▸ Raw records:
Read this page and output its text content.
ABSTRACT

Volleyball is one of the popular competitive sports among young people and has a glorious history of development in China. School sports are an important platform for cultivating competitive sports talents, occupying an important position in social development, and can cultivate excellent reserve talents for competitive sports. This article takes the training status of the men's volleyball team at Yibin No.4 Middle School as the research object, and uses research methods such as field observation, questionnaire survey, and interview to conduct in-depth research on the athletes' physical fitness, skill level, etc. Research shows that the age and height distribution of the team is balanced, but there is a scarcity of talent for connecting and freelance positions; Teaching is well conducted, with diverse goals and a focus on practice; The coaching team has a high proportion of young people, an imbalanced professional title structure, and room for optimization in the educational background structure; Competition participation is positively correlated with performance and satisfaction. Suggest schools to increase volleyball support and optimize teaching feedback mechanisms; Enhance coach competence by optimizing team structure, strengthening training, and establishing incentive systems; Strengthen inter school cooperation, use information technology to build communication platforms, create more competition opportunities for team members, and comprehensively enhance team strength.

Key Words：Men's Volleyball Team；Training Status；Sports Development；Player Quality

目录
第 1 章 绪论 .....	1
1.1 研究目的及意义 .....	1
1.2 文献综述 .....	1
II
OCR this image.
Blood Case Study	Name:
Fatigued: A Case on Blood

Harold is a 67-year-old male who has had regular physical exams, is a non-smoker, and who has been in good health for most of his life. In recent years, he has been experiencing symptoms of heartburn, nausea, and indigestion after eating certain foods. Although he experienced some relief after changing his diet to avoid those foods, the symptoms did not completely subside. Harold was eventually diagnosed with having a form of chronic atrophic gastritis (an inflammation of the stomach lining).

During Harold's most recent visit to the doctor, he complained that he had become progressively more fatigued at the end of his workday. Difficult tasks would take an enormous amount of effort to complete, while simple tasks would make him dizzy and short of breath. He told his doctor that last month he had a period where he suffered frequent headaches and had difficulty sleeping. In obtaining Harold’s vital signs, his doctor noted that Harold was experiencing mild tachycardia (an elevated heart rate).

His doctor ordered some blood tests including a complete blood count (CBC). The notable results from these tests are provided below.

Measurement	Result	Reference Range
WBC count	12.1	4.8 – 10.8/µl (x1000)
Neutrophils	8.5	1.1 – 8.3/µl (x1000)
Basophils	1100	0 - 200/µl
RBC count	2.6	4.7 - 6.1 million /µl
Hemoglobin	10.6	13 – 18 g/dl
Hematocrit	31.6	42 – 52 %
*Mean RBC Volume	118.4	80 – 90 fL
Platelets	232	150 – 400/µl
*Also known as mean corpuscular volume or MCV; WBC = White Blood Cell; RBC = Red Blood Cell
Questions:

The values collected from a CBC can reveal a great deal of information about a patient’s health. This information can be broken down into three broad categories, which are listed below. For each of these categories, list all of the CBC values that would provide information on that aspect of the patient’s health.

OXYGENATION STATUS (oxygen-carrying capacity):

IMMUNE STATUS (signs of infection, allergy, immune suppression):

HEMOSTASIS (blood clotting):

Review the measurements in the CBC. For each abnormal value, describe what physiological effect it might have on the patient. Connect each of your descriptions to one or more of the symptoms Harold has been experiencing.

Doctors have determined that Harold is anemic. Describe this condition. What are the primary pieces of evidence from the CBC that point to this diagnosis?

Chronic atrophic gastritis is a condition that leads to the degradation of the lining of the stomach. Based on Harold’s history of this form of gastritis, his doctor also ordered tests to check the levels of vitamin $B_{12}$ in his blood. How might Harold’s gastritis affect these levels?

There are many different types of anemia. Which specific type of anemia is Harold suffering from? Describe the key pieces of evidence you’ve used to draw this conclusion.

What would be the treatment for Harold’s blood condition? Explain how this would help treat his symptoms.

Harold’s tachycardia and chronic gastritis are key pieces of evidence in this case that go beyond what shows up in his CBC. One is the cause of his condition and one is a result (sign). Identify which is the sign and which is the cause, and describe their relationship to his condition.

▸ Problem description: Copy each record from above exactly, and include every line.

▸ Written answer:
Read this page and output its text content.
ABSTRACT

Volleyball is one of the popular competitive sports among young people and has a glorious history of development in China. School sports are an important platform for cultivating competitive sports talents, occupying an important position in social development, and can cultivate excellent reserve talents for competitive sports. This article takes the training status of the men's volleyball team at Yibin No.4 Middle School as the research object, and uses research methods such as field observation, questionnaire survey, and interview to conduct in-depth research on the athletes' physical fitness, skill level, etc. Research shows that the age and height distribution of the team is balanced, but there is a scarcity of talent for connecting and freelance positions; Teaching is well conducted, with diverse goals and a focus on practice; The coaching team has a high proportion of young people, an imbalanced professional title structure, and room for optimization in the educational background structure; Competition participation is positively correlated with performance and satisfaction. Suggest schools to increase volleyball support and optimize teaching feedback mechanisms; Enhance coach competence by optimizing team structure, strengthening training, and establishing incentive systems; Strengthen inter school cooperation, use information technology to build communication platforms, create more competition opportunities for team members, and comprehensively enhance team strength.

Key Words：Men's Volleyball Team；Training Status；Sports Development；Player Quality

目录
第 1 章 绪论 .....	1
1.1 研究目的及意义 .....	1
1.2 文献综述 .....	1
II
OCR this image.
Blood Case Study	Name:
Fatigued: A Case on Blood

Harold is a 67-year-old male who has had regular physical exams, is a non-smoker, and who has been in good health for most of his life. In recent years, he has been experiencing symptoms of heartburn, nausea, and indigestion after eating certain foods. Although he experienced some relief after changing his diet to avoid those foods, the symptoms did not completely subside. Harold was eventually diagnosed with having a form of chronic atrophic gastritis (an inflammation of the stomach lining).

During Harold's most recent visit to the doctor, he complained that he had become progressively more fatigued at the end of his workday. Difficult tasks would take an enormous amount of effort to complete, while simple tasks would make him dizzy and short of breath. He told his doctor that last month he had a period where he suffered frequent headaches and had difficulty sleeping. In obtaining Harold’s vital signs, his doctor noted that Harold was experiencing mild tachycardia (an elevated heart rate).

His doctor ordered some blood tests including a complete blood count (CBC). The notable results from these tests are provided below.

Measurement	Result	Reference Range
WBC count	12.1	4.8 – 10.8/µl (x1000)
Neutrophils	8.5	1.1 – 8.3/µl (x1000)
Basophils	1100	0 - 200/µl
RBC count	2.6	4.7 - 6.1 million /µl
Hemoglobin	10.6	13 – 18 g/dl
Hematocrit	31.6	42 – 52 %
*Mean RBC Volume	118.4	80 – 90 fL
Platelets	232	150 – 400/µl
*Also known as mean corpuscular volume or MCV; WBC = White Blood Cell; RBC = Red Blood Cell
Questions:

The values collected from a CBC can reveal a great deal of information about a patient’s health. This information can be broken down into three broad categories, which are listed below. For each of these categories, list all of the CBC values that would provide information on that aspect of the patient’s health.

OXYGENATION STATUS (oxygen-carrying capacity):

IMMUNE STATUS (signs of infection, allergy, immune suppression):

HEMOSTASIS (blood clotting):

Review the measurements in the CBC. For each abnormal value, describe what physiological effect it might have on the patient. Connect each of your descriptions to one or more of the symptoms Harold has been experiencing.

Doctors have determined that Harold is anemic. Describe this condition. What are the primary pieces of evidence from the CBC that point to this diagnosis?

Chronic atrophic gastritis is a condition that leads to the degradation of the lining of the stomach. Based on Harold’s history of this form of gastritis, his doctor also ordered tests to check the levels of vitamin $B_{12}$ in his blood. How might Harold’s gastritis affect these levels?

There are many different types of anemia. Which specific type of anemia is Harold suffering from? Describe the key pieces of evidence you’ve used to draw this conclusion.

What would be the treatment for Harold’s blood condition? Explain how this would help treat his symptoms.

Harold’s tachycardia and chronic gastritis are key pieces of evidence in this case that go beyond what shows up in his CBC. One is the cause of his condition and one is a result (sign). Identify which is the sign and which is the cause, and describe their relationship to his condition.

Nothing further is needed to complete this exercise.